> Set problem
Return the listing below in full, with every line exactly as it is.

++++++++++++++++++++

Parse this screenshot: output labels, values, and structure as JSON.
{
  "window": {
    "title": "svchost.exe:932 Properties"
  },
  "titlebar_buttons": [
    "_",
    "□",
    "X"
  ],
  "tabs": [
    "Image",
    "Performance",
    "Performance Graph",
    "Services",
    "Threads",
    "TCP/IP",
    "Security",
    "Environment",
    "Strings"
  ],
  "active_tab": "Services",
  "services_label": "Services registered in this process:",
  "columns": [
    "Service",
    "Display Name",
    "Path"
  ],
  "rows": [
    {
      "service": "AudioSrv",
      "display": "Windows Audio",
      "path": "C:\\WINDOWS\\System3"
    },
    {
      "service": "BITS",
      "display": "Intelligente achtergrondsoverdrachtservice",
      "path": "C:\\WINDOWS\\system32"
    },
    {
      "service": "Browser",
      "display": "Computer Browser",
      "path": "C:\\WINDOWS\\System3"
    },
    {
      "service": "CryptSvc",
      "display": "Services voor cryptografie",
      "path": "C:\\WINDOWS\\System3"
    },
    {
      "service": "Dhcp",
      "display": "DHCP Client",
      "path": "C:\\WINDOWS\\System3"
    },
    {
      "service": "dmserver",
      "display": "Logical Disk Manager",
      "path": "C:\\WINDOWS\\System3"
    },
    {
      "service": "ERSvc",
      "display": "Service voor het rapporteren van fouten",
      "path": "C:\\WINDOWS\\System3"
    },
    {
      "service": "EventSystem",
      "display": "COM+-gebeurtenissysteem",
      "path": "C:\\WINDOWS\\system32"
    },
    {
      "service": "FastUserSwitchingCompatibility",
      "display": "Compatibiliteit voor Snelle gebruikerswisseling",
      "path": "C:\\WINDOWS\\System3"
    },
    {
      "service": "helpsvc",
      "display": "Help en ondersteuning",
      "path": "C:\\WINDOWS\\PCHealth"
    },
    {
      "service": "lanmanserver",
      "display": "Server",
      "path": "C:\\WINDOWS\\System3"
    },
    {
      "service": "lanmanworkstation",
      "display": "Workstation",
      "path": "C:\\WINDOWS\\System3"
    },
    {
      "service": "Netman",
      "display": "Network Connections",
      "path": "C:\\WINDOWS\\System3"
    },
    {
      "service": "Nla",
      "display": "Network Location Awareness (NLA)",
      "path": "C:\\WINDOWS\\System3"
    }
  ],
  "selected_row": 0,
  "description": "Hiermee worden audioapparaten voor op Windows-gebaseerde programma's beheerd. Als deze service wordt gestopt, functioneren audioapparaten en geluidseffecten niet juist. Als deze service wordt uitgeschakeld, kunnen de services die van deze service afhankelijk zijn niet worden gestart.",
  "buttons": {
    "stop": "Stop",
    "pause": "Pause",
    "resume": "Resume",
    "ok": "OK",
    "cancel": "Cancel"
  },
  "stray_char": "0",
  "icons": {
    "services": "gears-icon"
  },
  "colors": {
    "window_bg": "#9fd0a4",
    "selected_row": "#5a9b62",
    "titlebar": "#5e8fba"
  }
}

++++++++++++++++++++

> Solution below
Parse this screenshot: output labels, values, and structure as JSON.
{
  "window": {
    "title": "svchost.exe:932 Properties"
  },
  "titlebar_buttons": [
    "_",
    "□",
    "X"
  ],
  "tabs": [
    "Image",
    "Performance",
    "Performance Graph",
    "Services",
    "Threads",
    "TCP/IP",
    "Security",
    "Environment",
    "Strings"
  ],
  "active_tab": "Services",
  "services_label": "Services registered in this process:",
  "columns": [
    "Service",
    "Display Name",
    "Path"
  ],
  "rows": [
    {
      "service": "AudioSrv",
      "display": "Windows Audio",
      "path": "C:\\WINDOWS\\System3"
    },
    {
      "service": "BITS",
      "display": "Intelligente achtergrondsoverdrachtservice",
      "path": "C:\\WINDOWS\\system32"
    },
    {
      "service": "Browser",
      "display": "Computer Browser",
      "path": "C:\\WINDOWS\\System3"
    },
    {
      "service": "CryptSvc",
      "display": "Services voor cryptografie",
      "path": "C:\\WINDOWS\\System3"
    },
    {
      "service": "Dhcp",
      "display": "DHCP Client",
      "path": "C:\\WINDOWS\\System3"
    },
    {
      "service": "dmserver",
      "display": "Logical Disk Manager",
      "path": "C:\\WINDOWS\\System3"
    },
    {
      "service": "ERSvc",
      "display": "Service voor het rapporteren van fouten",
      "path": "C:\\WINDOWS\\System3"
    },
    {
      "service": "EventSystem",
      "display": "COM+-gebeurtenissysteem",
      "path": "C:\\WINDOWS\\system32"
    },
    {
      "service": "FastUserSwitchingCompatibility",
      "display": "Compatibiliteit voor Snelle gebruikerswisseling",
      "path": "C:\\WINDOWS\\System3"
    },
    {
      "service": "helpsvc",
      "display": "Help en ondersteuning",
      "path": "C:\\WINDOWS\\PCHealth"
    },
    {
      "service": "lanmanserver",
      "display": "Server",
      "path": "C:\\WINDOWS\\System3"
    },
    {
      "service": "lanmanworkstation",
      "display": "Workstation",
      "path": "C:\\WINDOWS\\System3"
    },
    {
      "service": "Netman",
      "display": "Network Connections",
      "path": "C:\\WINDOWS\\System3"
    },
    {
      "service": "Nla",
      "display": "Network Location Awareness (NLA)",
      "path": "C:\\WINDOWS\\System3"
    }
  ],
  "selected_row": 0,
  "description": "Hiermee worden audioapparaten voor op Windows-gebaseerde programma's beheerd. Als deze service wordt gestopt, functioneren audioapparaten en geluidseffecten niet juist. Als deze service wordt uitgeschakeld, kunnen de services die van deze service afhankelijk zijn niet worden gestart.",
  "buttons": {
    "stop": "Stop",
    "pause": "Pause",
    "resume": "Resume",
    "ok": "OK",
    "cancel": "Cancel"
  },
  "stray_char": "0",
  "icons": {
    "services": "gears-icon"
  },
  "colors": {
    "window_bg": "#9fd0a4",
    "selected_row": "#5a9b62",
    "titlebar": "#5e8fba"
  }
}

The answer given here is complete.